-- PROBLEM STATEMENT --
Collect all lines from the listing that include the string "heading".

-- INFORMATION GIVEN --
## begin

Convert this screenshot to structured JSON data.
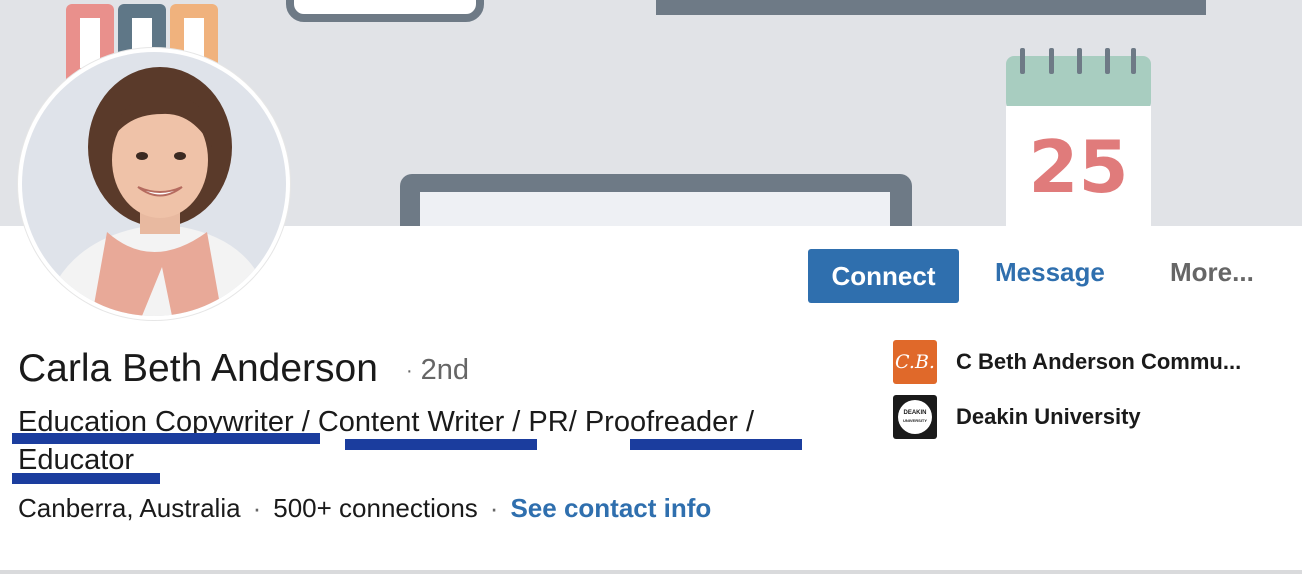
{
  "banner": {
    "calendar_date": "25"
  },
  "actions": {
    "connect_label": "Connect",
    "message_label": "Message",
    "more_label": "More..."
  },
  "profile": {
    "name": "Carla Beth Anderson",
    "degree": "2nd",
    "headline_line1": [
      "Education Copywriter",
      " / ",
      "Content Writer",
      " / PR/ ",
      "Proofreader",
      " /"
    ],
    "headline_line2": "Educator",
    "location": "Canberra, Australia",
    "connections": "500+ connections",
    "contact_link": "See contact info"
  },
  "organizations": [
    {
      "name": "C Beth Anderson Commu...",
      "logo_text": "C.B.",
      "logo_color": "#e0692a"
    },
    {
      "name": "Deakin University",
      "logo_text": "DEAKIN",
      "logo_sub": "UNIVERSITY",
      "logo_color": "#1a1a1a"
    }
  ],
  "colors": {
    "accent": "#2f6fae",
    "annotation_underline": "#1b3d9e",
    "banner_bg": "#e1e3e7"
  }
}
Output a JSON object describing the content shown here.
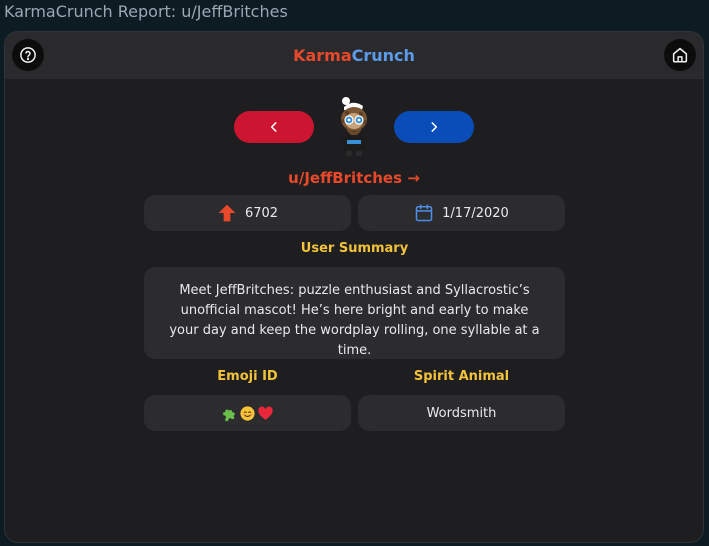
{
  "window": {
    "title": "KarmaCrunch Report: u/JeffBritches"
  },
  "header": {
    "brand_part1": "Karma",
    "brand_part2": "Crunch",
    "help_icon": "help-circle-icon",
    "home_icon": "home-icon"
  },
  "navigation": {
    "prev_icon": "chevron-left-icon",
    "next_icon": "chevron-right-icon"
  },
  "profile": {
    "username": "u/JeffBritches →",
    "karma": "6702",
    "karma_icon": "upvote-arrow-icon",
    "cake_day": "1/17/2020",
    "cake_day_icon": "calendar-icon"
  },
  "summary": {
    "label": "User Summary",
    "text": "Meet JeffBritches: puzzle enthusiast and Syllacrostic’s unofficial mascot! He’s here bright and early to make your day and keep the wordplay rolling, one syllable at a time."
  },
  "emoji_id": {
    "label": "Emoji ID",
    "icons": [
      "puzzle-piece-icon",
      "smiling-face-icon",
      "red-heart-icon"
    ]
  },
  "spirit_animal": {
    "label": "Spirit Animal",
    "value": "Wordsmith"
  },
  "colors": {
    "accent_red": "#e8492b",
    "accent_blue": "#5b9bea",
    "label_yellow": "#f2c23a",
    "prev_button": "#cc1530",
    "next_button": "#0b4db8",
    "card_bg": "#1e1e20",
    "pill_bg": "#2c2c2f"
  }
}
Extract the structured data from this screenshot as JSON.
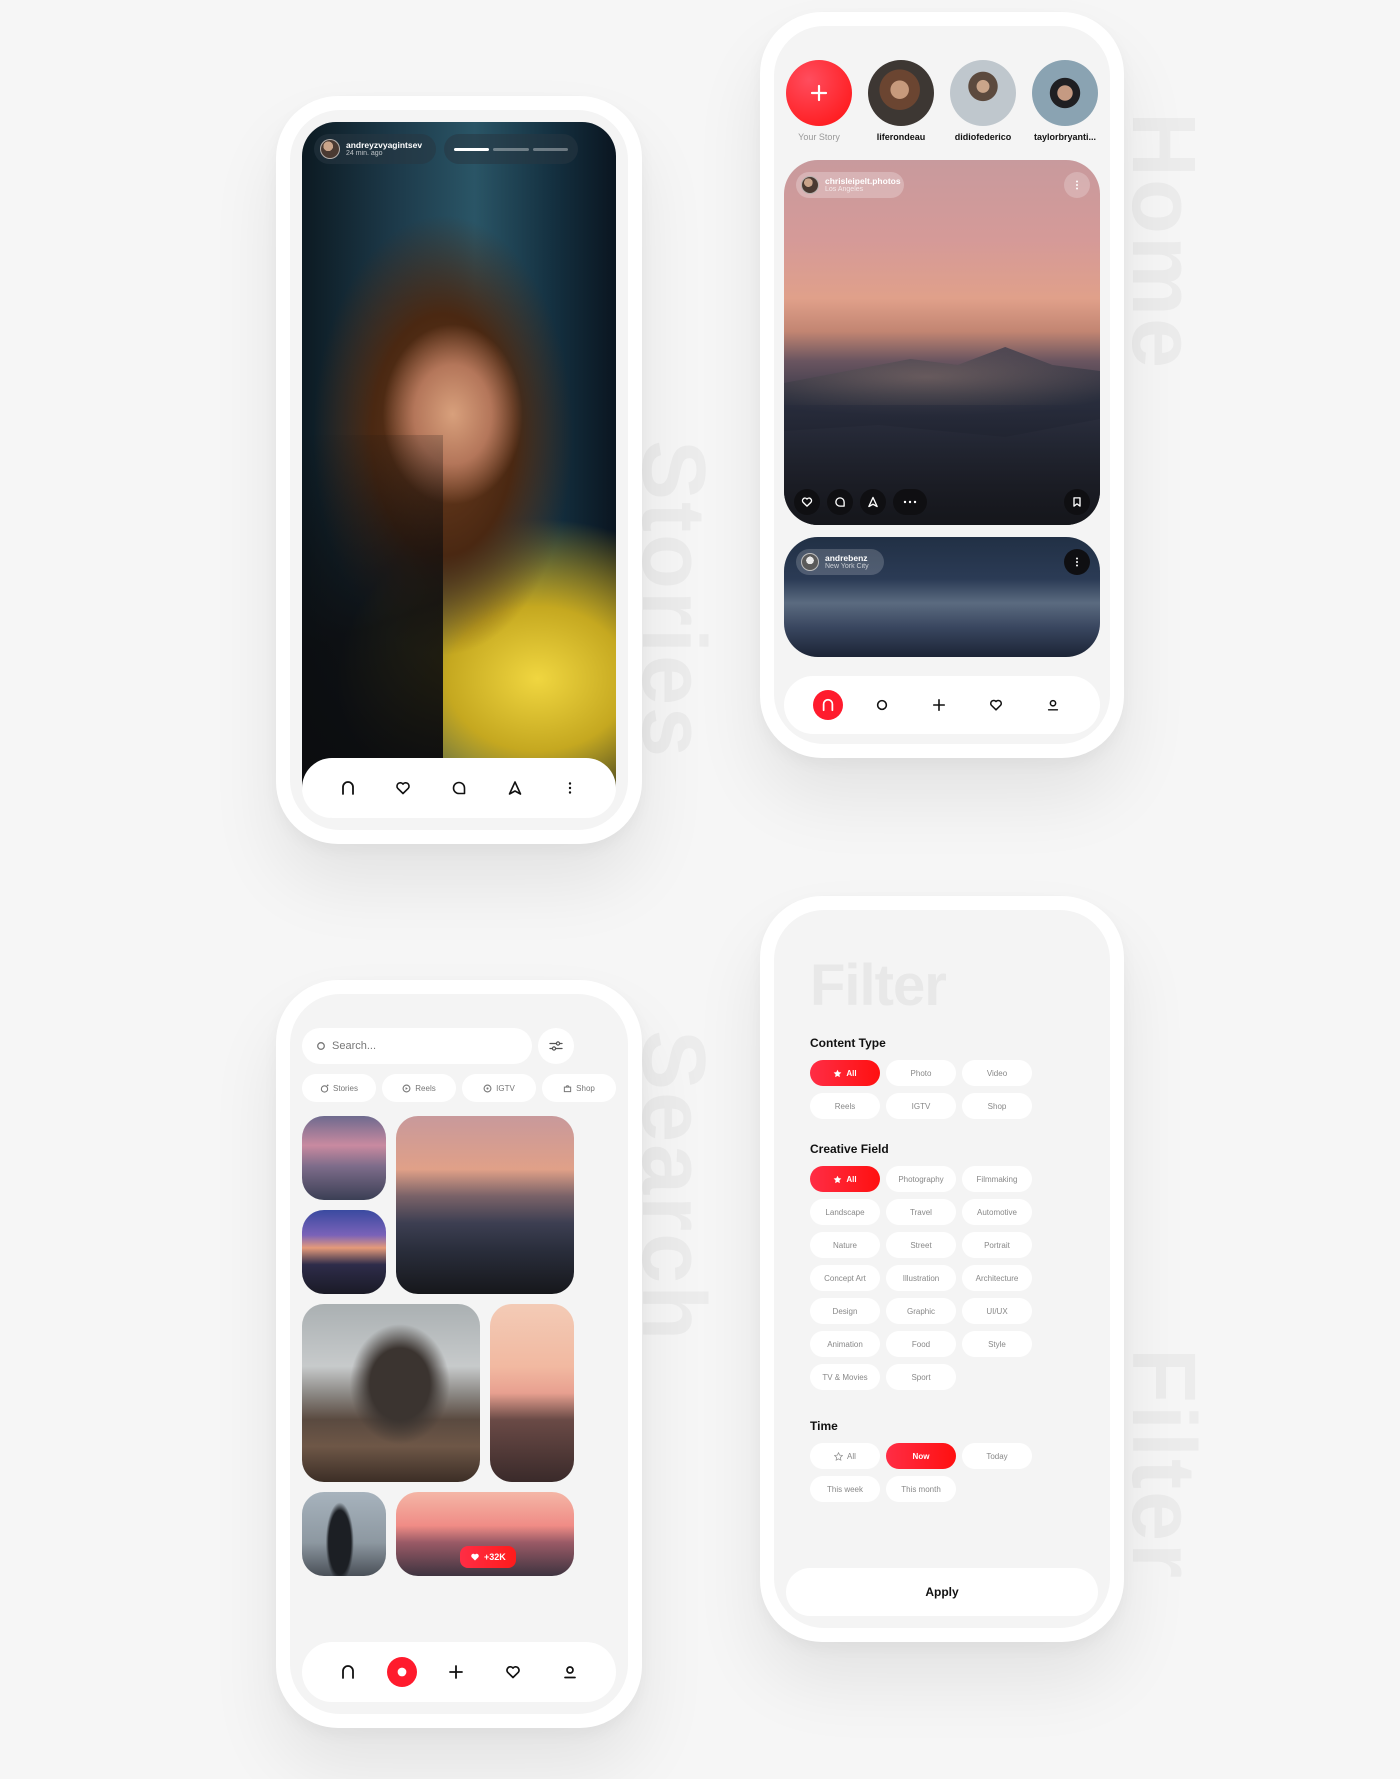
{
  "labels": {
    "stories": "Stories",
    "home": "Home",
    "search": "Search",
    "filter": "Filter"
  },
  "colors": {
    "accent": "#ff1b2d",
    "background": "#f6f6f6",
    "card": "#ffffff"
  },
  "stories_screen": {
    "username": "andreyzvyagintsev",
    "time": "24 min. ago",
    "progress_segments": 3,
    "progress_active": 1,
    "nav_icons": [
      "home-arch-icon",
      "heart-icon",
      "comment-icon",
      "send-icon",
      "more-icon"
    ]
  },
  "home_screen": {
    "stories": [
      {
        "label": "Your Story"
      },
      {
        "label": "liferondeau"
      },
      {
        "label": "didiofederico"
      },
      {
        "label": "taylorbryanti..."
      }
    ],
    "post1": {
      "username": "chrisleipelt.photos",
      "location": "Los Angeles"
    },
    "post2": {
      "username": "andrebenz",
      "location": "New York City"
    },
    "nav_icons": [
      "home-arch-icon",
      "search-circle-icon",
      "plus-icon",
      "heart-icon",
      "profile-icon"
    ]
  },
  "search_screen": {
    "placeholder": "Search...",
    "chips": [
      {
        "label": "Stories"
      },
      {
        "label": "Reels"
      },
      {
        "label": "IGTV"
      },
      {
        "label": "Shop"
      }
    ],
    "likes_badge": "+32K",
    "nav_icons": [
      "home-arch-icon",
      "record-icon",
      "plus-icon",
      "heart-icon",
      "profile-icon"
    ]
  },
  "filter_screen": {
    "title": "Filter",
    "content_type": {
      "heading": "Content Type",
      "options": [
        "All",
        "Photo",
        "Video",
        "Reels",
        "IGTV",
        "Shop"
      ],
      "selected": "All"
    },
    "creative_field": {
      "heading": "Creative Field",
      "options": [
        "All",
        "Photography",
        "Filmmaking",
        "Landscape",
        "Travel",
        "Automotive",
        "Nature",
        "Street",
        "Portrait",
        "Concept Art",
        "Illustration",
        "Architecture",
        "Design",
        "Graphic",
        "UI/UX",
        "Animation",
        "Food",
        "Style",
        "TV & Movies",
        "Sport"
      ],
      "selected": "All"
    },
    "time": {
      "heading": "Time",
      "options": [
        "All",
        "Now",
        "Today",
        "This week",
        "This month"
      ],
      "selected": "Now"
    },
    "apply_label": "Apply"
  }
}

## end

-- ANSWER FOR THIS EXERCISE --
      "heading": "Content Type",
      "heading": "Creative Field",
      "heading": "Time",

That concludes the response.